DATA SHOWN:
## Begin
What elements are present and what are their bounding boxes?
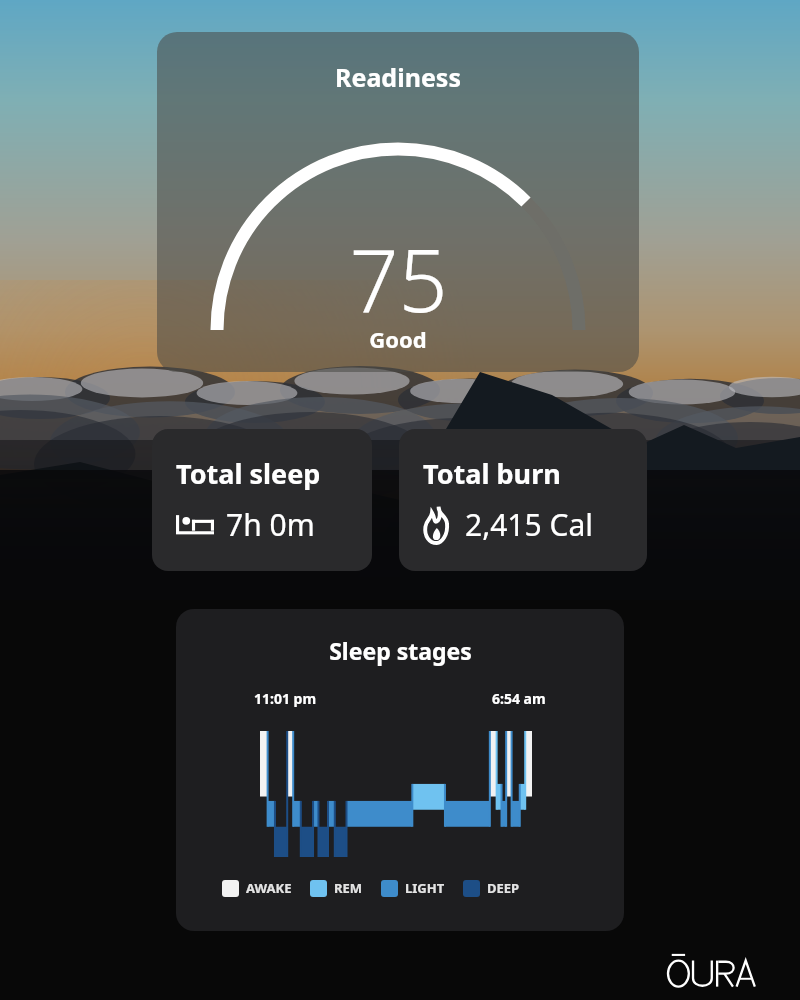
- staticText: Sleep stages: [329, 635, 472, 666]
- staticText: REM: [334, 879, 363, 897]
- staticText: Total burn: [423, 455, 561, 492]
- staticText: 75: [349, 220, 448, 337]
- staticText: LIGHT: [405, 879, 445, 897]
- staticText: AWAKE: [246, 879, 292, 897]
- button[interactable]: Readiness: [157, 32, 639, 372]
- button[interactable]: Sleep stages: [176, 609, 624, 931]
- staticText: DEEP: [487, 879, 520, 897]
- other: Oura: [668, 948, 780, 990]
- staticText: 11:01 pm: [254, 689, 317, 708]
- button[interactable]: Total burn: [399, 429, 647, 571]
- button[interactable]: Total sleep: [152, 429, 372, 571]
- staticText: 2,415 Cal: [465, 504, 594, 545]
- staticText: 7h 0m: [226, 504, 315, 545]
- staticText: Good: [369, 324, 427, 354]
- staticText: 6:54 am: [492, 689, 546, 708]
- staticText: Readiness: [335, 60, 461, 94]
- staticText: Total sleep: [176, 455, 321, 492]
- other: Calories burned: [423, 507, 453, 543]
- other: Sleep: [176, 512, 214, 538]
## End
PROBLEM TO SOLVE:
Please copy out word for word the lines that begin with the one containing "- staticText: Sleep" and end with the one containing "- staticText: Good: [369, 324, 427, 354]", including both of those lines.

EXERCISE RESPONSE:
- staticText: Sleep stages: [329, 635, 472, 666]
- staticText: REM: [334, 879, 363, 897]
- staticText: Total burn: [423, 455, 561, 492]
- staticText: 75: [349, 220, 448, 337]
- staticText: LIGHT: [405, 879, 445, 897]
- staticText: AWAKE: [246, 879, 292, 897]
- button[interactable]: Readiness: [157, 32, 639, 372]
- button[interactable]: Sleep stages: [176, 609, 624, 931]
- staticText: DEEP: [487, 879, 520, 897]
- other: Oura: [668, 948, 780, 990]
- staticText: 11:01 pm: [254, 689, 317, 708]
- button[interactable]: Total burn: [399, 429, 647, 571]
- button[interactable]: Total sleep: [152, 429, 372, 571]
- staticText: 2,415 Cal: [465, 504, 594, 545]
- staticText: 7h 0m: [226, 504, 315, 545]
- staticText: Good: [369, 324, 427, 354]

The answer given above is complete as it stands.